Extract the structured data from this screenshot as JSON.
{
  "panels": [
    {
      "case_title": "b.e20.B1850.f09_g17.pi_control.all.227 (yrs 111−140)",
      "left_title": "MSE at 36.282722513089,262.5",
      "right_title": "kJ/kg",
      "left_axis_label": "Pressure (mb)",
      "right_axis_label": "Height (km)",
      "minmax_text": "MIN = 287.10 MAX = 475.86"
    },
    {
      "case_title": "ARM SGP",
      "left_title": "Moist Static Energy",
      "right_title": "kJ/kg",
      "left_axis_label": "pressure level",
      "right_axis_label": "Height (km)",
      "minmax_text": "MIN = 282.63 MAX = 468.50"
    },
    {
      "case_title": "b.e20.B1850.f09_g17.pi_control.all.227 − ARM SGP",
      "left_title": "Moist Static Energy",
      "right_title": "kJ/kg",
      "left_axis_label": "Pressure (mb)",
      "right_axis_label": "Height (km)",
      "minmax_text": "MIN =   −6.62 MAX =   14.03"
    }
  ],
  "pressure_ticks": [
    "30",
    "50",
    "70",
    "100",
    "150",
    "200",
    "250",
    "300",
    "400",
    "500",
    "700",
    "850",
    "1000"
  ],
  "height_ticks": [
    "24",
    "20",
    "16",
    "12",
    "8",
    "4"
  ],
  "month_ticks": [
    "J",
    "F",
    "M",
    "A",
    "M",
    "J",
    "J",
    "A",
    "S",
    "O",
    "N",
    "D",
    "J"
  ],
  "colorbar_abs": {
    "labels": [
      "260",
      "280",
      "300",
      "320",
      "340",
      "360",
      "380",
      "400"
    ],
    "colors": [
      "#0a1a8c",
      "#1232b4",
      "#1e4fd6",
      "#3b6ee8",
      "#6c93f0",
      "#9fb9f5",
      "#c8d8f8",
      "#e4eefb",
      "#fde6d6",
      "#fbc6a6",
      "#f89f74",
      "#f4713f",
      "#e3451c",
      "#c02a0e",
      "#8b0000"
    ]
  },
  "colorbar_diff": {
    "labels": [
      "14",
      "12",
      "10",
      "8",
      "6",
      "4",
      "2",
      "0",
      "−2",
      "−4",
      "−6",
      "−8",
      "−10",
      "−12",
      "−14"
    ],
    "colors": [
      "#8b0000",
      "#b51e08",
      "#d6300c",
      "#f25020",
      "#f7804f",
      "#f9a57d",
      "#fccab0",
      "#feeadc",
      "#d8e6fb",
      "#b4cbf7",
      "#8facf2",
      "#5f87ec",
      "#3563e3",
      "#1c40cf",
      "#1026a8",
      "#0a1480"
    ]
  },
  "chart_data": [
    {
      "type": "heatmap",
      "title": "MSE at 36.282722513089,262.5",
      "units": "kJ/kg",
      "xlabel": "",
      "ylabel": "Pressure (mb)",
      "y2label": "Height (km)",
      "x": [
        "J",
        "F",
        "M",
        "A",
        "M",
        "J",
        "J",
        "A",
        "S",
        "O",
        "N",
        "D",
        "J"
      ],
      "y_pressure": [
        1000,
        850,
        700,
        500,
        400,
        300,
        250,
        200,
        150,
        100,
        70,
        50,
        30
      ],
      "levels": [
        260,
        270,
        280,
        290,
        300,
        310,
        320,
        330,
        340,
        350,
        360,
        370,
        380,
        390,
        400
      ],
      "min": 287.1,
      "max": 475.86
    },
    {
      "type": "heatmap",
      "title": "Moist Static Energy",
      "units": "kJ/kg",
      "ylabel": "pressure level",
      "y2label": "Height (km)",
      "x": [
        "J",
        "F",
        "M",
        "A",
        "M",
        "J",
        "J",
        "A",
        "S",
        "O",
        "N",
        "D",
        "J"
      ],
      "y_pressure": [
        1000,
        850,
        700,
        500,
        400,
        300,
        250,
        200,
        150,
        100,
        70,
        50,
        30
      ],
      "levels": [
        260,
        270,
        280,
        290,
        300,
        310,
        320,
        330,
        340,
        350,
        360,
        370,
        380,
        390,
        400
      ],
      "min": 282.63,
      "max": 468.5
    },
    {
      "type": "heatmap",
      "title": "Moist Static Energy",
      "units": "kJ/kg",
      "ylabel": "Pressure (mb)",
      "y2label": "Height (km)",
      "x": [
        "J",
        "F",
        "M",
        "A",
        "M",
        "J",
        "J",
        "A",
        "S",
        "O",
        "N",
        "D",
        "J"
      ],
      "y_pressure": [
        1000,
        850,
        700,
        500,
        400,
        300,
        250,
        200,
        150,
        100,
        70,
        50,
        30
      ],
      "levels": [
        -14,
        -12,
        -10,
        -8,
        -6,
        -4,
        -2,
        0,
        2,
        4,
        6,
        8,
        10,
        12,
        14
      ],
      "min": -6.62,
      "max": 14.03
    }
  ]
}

## [WHAT YOU ARE ASKED TO DO]
Give all the entries again exactly; leave none out.

## [EXERCISE RESPONSE]
Extract the structured data from this screenshot as JSON.
{
  "panels": [
    {
      "case_title": "b.e20.B1850.f09_g17.pi_control.all.227 (yrs 111−140)",
      "left_title": "MSE at 36.282722513089,262.5",
      "right_title": "kJ/kg",
      "left_axis_label": "Pressure (mb)",
      "right_axis_label": "Height (km)",
      "minmax_text": "MIN = 287.10 MAX = 475.86"
    },
    {
      "case_title": "ARM SGP",
      "left_title": "Moist Static Energy",
      "right_title": "kJ/kg",
      "left_axis_label": "pressure level",
      "right_axis_label": "Height (km)",
      "minmax_text": "MIN = 282.63 MAX = 468.50"
    },
    {
      "case_title": "b.e20.B1850.f09_g17.pi_control.all.227 − ARM SGP",
      "left_title": "Moist Static Energy",
      "right_title": "kJ/kg",
      "left_axis_label": "Pressure (mb)",
      "right_axis_label": "Height (km)",
      "minmax_text": "MIN =   −6.62 MAX =   14.03"
    }
  ],
  "pressure_ticks": [
    "30",
    "50",
    "70",
    "100",
    "150",
    "200",
    "250",
    "300",
    "400",
    "500",
    "700",
    "850",
    "1000"
  ],
  "height_ticks": [
    "24",
    "20",
    "16",
    "12",
    "8",
    "4"
  ],
  "month_ticks": [
    "J",
    "F",
    "M",
    "A",
    "M",
    "J",
    "J",
    "A",
    "S",
    "O",
    "N",
    "D",
    "J"
  ],
  "colorbar_abs": {
    "labels": [
      "260",
      "280",
      "300",
      "320",
      "340",
      "360",
      "380",
      "400"
    ],
    "colors": [
      "#0a1a8c",
      "#1232b4",
      "#1e4fd6",
      "#3b6ee8",
      "#6c93f0",
      "#9fb9f5",
      "#c8d8f8",
      "#e4eefb",
      "#fde6d6",
      "#fbc6a6",
      "#f89f74",
      "#f4713f",
      "#e3451c",
      "#c02a0e",
      "#8b0000"
    ]
  },
  "colorbar_diff": {
    "labels": [
      "14",
      "12",
      "10",
      "8",
      "6",
      "4",
      "2",
      "0",
      "−2",
      "−4",
      "−6",
      "−8",
      "−10",
      "−12",
      "−14"
    ],
    "colors": [
      "#8b0000",
      "#b51e08",
      "#d6300c",
      "#f25020",
      "#f7804f",
      "#f9a57d",
      "#fccab0",
      "#feeadc",
      "#d8e6fb",
      "#b4cbf7",
      "#8facf2",
      "#5f87ec",
      "#3563e3",
      "#1c40cf",
      "#1026a8",
      "#0a1480"
    ]
  },
  "chart_data": [
    {
      "type": "heatmap",
      "title": "MSE at 36.282722513089,262.5",
      "units": "kJ/kg",
      "xlabel": "",
      "ylabel": "Pressure (mb)",
      "y2label": "Height (km)",
      "x": [
        "J",
        "F",
        "M",
        "A",
        "M",
        "J",
        "J",
        "A",
        "S",
        "O",
        "N",
        "D",
        "J"
      ],
      "y_pressure": [
        1000,
        850,
        700,
        500,
        400,
        300,
        250,
        200,
        150,
        100,
        70,
        50,
        30
      ],
      "levels": [
        260,
        270,
        280,
        290,
        300,
        310,
        320,
        330,
        340,
        350,
        360,
        370,
        380,
        390,
        400
      ],
      "min": 287.1,
      "max": 475.86
    },
    {
      "type": "heatmap",
      "title": "Moist Static Energy",
      "units": "kJ/kg",
      "ylabel": "pressure level",
      "y2label": "Height (km)",
      "x": [
        "J",
        "F",
        "M",
        "A",
        "M",
        "J",
        "J",
        "A",
        "S",
        "O",
        "N",
        "D",
        "J"
      ],
      "y_pressure": [
        1000,
        850,
        700,
        500,
        400,
        300,
        250,
        200,
        150,
        100,
        70,
        50,
        30
      ],
      "levels": [
        260,
        270,
        280,
        290,
        300,
        310,
        320,
        330,
        340,
        350,
        360,
        370,
        380,
        390,
        400
      ],
      "min": 282.63,
      "max": 468.5
    },
    {
      "type": "heatmap",
      "title": "Moist Static Energy",
      "units": "kJ/kg",
      "ylabel": "Pressure (mb)",
      "y2label": "Height (km)",
      "x": [
        "J",
        "F",
        "M",
        "A",
        "M",
        "J",
        "J",
        "A",
        "S",
        "O",
        "N",
        "D",
        "J"
      ],
      "y_pressure": [
        1000,
        850,
        700,
        500,
        400,
        300,
        250,
        200,
        150,
        100,
        70,
        50,
        30
      ],
      "levels": [
        -14,
        -12,
        -10,
        -8,
        -6,
        -4,
        -2,
        0,
        2,
        4,
        6,
        8,
        10,
        12,
        14
      ],
      "min": -6.62,
      "max": 14.03
    }
  ]
}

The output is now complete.